━━━━━ Supplied entries ━━━━━

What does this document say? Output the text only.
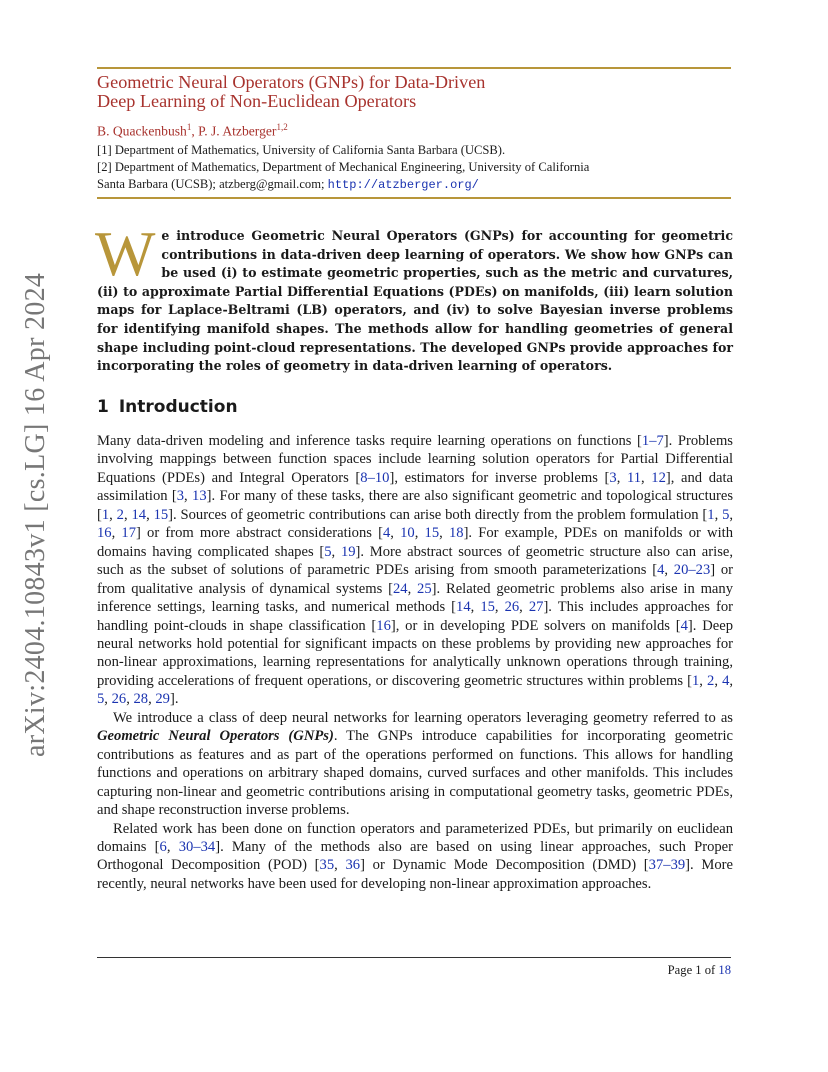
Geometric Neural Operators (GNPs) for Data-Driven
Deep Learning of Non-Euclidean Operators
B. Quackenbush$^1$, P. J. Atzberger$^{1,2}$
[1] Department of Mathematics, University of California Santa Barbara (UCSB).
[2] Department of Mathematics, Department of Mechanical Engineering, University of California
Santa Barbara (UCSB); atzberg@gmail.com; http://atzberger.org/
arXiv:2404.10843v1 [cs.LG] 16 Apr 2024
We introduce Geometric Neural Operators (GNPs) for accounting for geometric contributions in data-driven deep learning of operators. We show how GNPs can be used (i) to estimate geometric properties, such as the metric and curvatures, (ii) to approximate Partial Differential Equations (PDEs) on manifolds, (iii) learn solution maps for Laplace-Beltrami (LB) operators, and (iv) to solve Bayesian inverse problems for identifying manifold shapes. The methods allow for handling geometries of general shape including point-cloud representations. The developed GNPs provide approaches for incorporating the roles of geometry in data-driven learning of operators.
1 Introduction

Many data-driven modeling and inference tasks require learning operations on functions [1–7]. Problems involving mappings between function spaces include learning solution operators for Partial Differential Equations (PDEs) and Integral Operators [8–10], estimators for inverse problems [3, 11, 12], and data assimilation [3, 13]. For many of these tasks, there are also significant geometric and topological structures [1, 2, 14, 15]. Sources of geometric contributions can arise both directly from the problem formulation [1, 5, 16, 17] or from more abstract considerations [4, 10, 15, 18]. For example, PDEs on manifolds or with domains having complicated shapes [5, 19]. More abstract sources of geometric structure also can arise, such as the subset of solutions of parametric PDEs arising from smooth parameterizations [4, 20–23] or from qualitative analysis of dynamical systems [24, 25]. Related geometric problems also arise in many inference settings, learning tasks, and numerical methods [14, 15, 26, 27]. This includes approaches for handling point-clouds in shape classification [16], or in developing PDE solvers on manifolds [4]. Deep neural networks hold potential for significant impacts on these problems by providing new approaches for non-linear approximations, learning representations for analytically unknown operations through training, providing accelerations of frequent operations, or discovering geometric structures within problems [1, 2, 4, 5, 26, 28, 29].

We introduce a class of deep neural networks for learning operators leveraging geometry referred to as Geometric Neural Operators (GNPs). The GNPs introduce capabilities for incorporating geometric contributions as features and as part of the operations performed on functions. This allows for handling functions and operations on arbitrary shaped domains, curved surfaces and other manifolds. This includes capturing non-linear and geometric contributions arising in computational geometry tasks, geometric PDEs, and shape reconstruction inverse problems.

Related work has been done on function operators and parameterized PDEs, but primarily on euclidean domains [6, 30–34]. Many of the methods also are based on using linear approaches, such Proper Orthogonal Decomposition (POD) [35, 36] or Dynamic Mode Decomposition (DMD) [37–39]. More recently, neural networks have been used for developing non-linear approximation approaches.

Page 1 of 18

━━━━━

Task instructions:
Transcribe the complete set of entries verbatim. No pictures belong in the copy.

Answer for this exercise:
What does this document say? Output the text only.
Geometric Neural Operators (GNPs) for Data-Driven
Deep Learning of Non-Euclidean Operators
B. Quackenbush$^1$, P. J. Atzberger$^{1,2}$
[1] Department of Mathematics, University of California Santa Barbara (UCSB).
[2] Department of Mathematics, Department of Mechanical Engineering, University of California
Santa Barbara (UCSB); atzberg@gmail.com; http://atzberger.org/
arXiv:2404.10843v1 [cs.LG] 16 Apr 2024
We introduce Geometric Neural Operators (GNPs) for accounting for geometric contributions in data-driven deep learning of operators. We show how GNPs can be used (i) to estimate geometric properties, such as the metric and curvatures, (ii) to approximate Partial Differential Equations (PDEs) on manifolds, (iii) learn solution maps for Laplace-Beltrami (LB) operators, and (iv) to solve Bayesian inverse problems for identifying manifold shapes. The methods allow for handling geometries of general shape including point-cloud representations. The developed GNPs provide approaches for incorporating the roles of geometry in data-driven learning of operators.
1 Introduction

Many data-driven modeling and inference tasks require learning operations on functions [1–7]. Problems involving mappings between function spaces include learning solution operators for Partial Differential Equations (PDEs) and Integral Operators [8–10], estimators for inverse problems [3, 11, 12], and data assimilation [3, 13]. For many of these tasks, there are also significant geometric and topological structures [1, 2, 14, 15]. Sources of geometric contributions can arise both directly from the problem formulation [1, 5, 16, 17] or from more abstract considerations [4, 10, 15, 18]. For example, PDEs on manifolds or with domains having complicated shapes [5, 19]. More abstract sources of geometric structure also can arise, such as the subset of solutions of parametric PDEs arising from smooth parameterizations [4, 20–23] or from qualitative analysis of dynamical systems [24, 25]. Related geometric problems also arise in many inference settings, learning tasks, and numerical methods [14, 15, 26, 27]. This includes approaches for handling point-clouds in shape classification [16], or in developing PDE solvers on manifolds [4]. Deep neural networks hold potential for significant impacts on these problems by providing new approaches for non-linear approximations, learning representations for analytically unknown operations through training, providing accelerations of frequent operations, or discovering geometric structures within problems [1, 2, 4, 5, 26, 28, 29].

We introduce a class of deep neural networks for learning operators leveraging geometry referred to as Geometric Neural Operators (GNPs). The GNPs introduce capabilities for incorporating geometric contributions as features and as part of the operations performed on functions. This allows for handling functions and operations on arbitrary shaped domains, curved surfaces and other manifolds. This includes capturing non-linear and geometric contributions arising in computational geometry tasks, geometric PDEs, and shape reconstruction inverse problems.

Related work has been done on function operators and parameterized PDEs, but primarily on euclidean domains [6, 30–34]. Many of the methods also are based on using linear approaches, such Proper Orthogonal Decomposition (POD) [35, 36] or Dynamic Mode Decomposition (DMD) [37–39]. More recently, neural networks have been used for developing non-linear approximation approaches.

Page 1 of 18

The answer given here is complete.